=== OBJECTIVE ===
Read through the data and report every line in which the word "نعتبر" occurs.
# # # # #
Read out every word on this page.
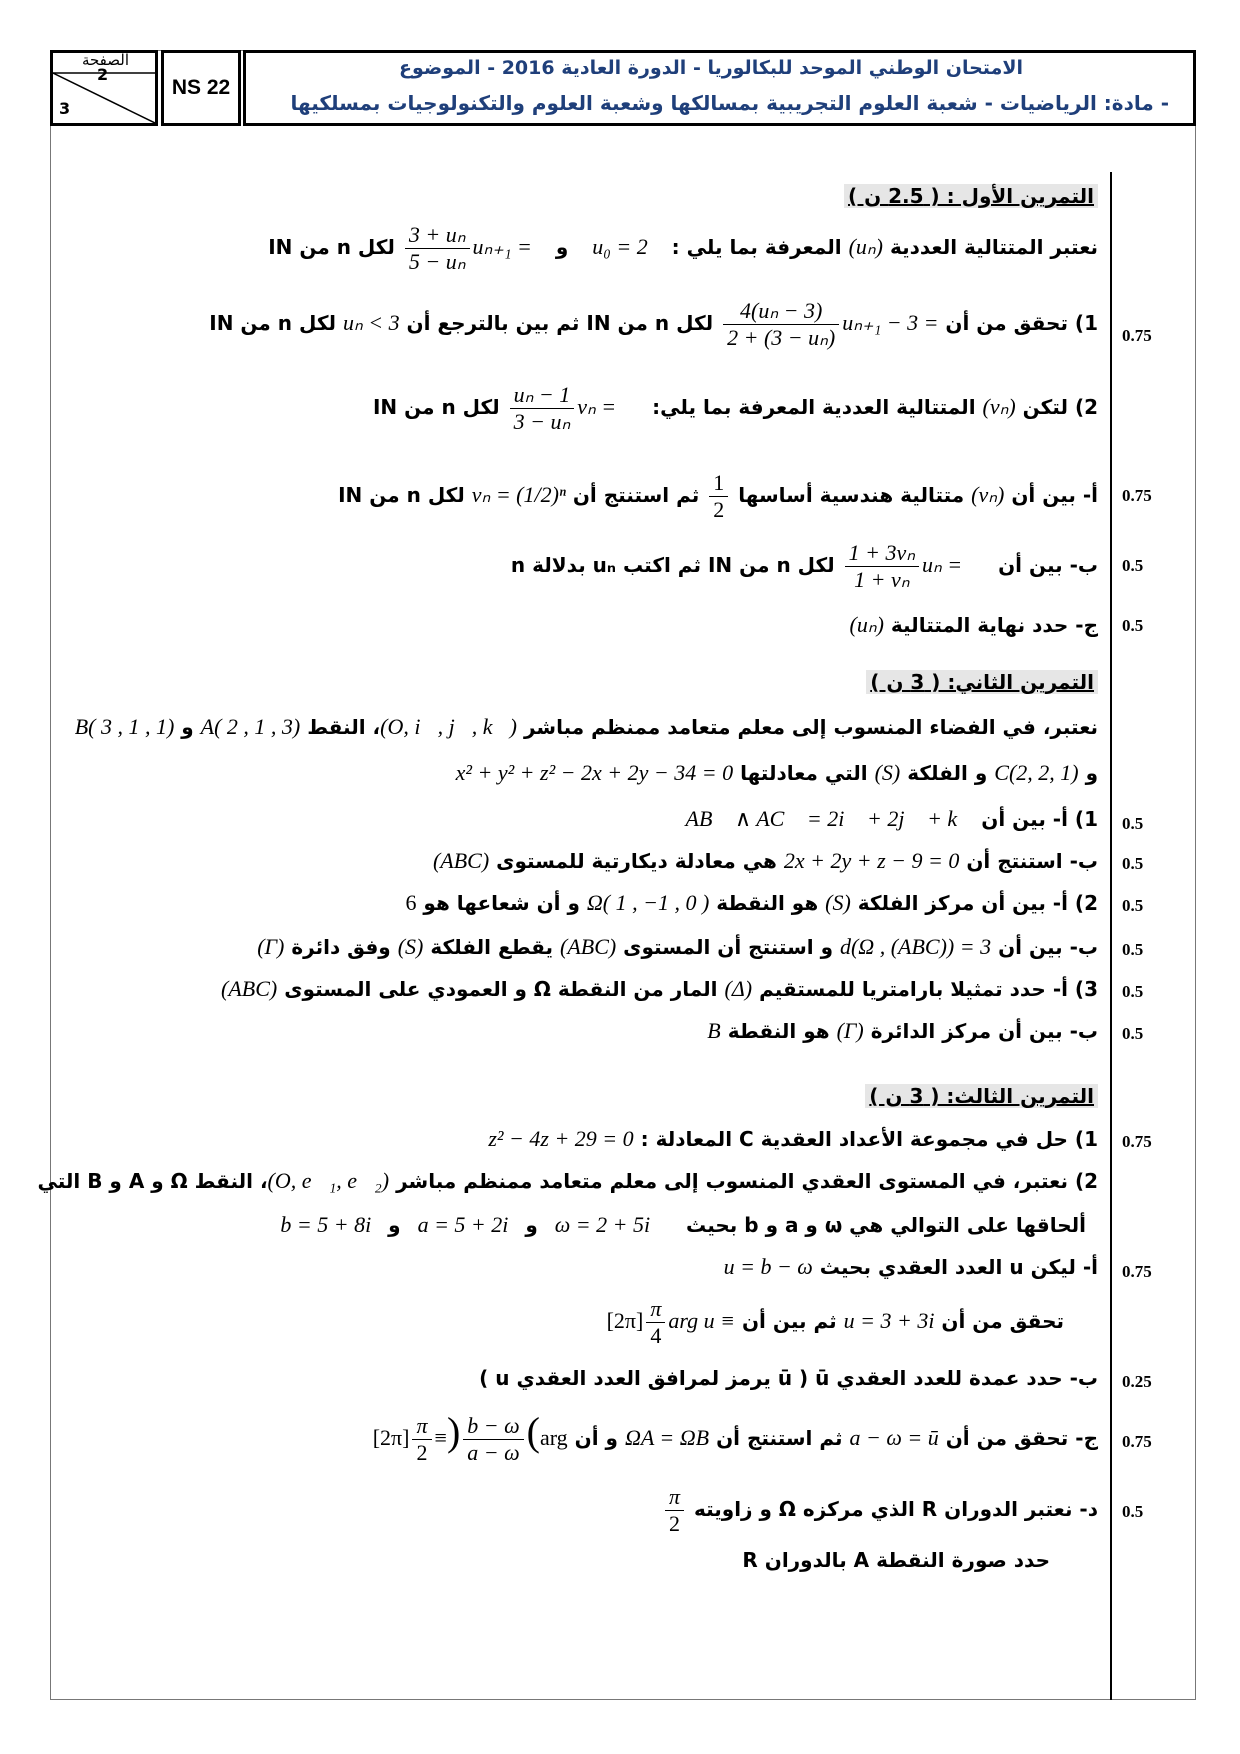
الصفحة
2
3
NS 22
الامتحان الوطني الموحد للبكالوريا - الدورة العادية 2016 - الموضوع
- مادة: الرياضيات - شعبة العلوم التجريبية بمسالكها وشعبة العلوم والتكنولوجيات بمسلكيها
التمرين الأول : ( 2.5 ن )
نعتبر المتتالية العددية (uₙ) المعرفة بما يلي :  u₀ = 2  و  uₙ₊₁ =
$\frac{\text{3 + uₙ}}{\text{5 − uₙ}}$
لكل n من IN
1) تحقق من أن uₙ₊₁ − 3 =
$\frac{\text{4(uₙ − 3)}}{\text{2 + (3 − uₙ)}}$
لكل n من IN ثم بين بالترجع أن uₙ < 3 لكل n من IN
0.75
2) لتكن (vₙ) المتتالية العددية المعرفة بما يلي:  vₙ =
$\frac{\text{uₙ − 1}}{\text{3 − uₙ}}$
لكل n من IN
أ- بين أن (vₙ) متتالية هندسية أساسها
$\frac{1}{2}$
ثم استنتج أن vₙ = (1/2)ⁿ لكل n من IN	0.75
ب- بين أن  uₙ =
$\frac{\text{1 + 3vₙ}}{\text{1 + vₙ}}$
لكل n من IN ثم اكتب uₙ بدلالة n	0.5
ج- حدد نهاية المتتالية (uₙ)	0.5
التمرين الثاني: ( 3 ن )
نعتبر، في الفضاء المنسوب إلى معلم متعامد ممنظم مباشر (O, i⃗, j⃗, k⃗)، النقط A( 2 , 1 , 3) و B( 3 , 1 , 1)
و C(2, 2, 1) و الفلكة (S) التي معادلتها x² + y² + z² − 2x + 2y − 34 = 0
1) أ- بين أن AB⃗ ∧ AC⃗ = 2i⃗ + 2j⃗ + k⃗	0.5
ب- استنتج أن 2x + 2y + z − 9 = 0 هي معادلة ديكارتية للمستوى (ABC)	0.5
2) أ- بين أن مركز الفلكة (S) هو النقطة Ω( 1 , −1 , 0 ) و أن شعاعها هو 6	0.5
ب- بين أن d(Ω , (ABC)) = 3 و استنتج أن المستوى (ABC) يقطع الفلكة (S) وفق دائرة (Γ)	0.5
3) أ- حدد تمثيلا بارامتريا للمستقيم (Δ) المار من النقطة Ω و العمودي على المستوى (ABC)	0.5
ب- بين أن مركز الدائرة (Γ) هو النقطة B	0.5
التمرين الثالث: ( 3 ن )
1) حل في مجموعة الأعداد العقدية C المعادلة : z² − 4z + 29 = 0	0.75
2) نعتبر، في المستوى العقدي المنسوب إلى معلم متعامد ممنظم مباشر (O, e⃗₁, e⃗₂)، النقط Ω و A و B التي
ألحاقها على التوالي هي ω و a و b بحيث  ω = 2 + 5i و a = 5 + 2i و b = 5 + 8i
أ- ليكن u العدد العقدي بحيث u = b − ω	0.75
تحقق من أن u = 3 + 3i ثم بين أن arg u ≡
$\frac{\pi}{4}$
[2π]
ب- حدد عمدة للعدد العقدي ū ( ū يرمز لمرافق العدد العقدي u ) 0.25
ج- تحقق من أن a − ω = ū ثم استنتج أن ΩA = ΩB و أن arg(
$\frac{b - \omega}{a - \omega}$
)≡
$\frac{\pi}{2}$
[2π]	0.75
د- نعتبر الدوران R الذي مركزه Ω و زاويته
$\frac{\pi}{2}$	0.5
حدد صورة النقطة A بالدوران R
# # # # #
=== WRITTEN RESPONSE ===
نعتبر المتتالية العددية (uₙ) المعرفة بما يلي :  u₀ = 2  و  uₙ₊₁ =
نعتبر، في الفضاء المنسوب إلى معلم متعامد ممنظم مباشر (O, i⃗, j⃗, k⃗)، النقط A( 2 , 1 , 3) و B( 3 , 1 , 1)
2) نعتبر، في المستوى العقدي المنسوب إلى معلم متعامد ممنظم مباشر (O, e⃗₁, e⃗₂)، النقط Ω و A و B التي
د- نعتبر الدوران R الذي مركزه Ω و زاويته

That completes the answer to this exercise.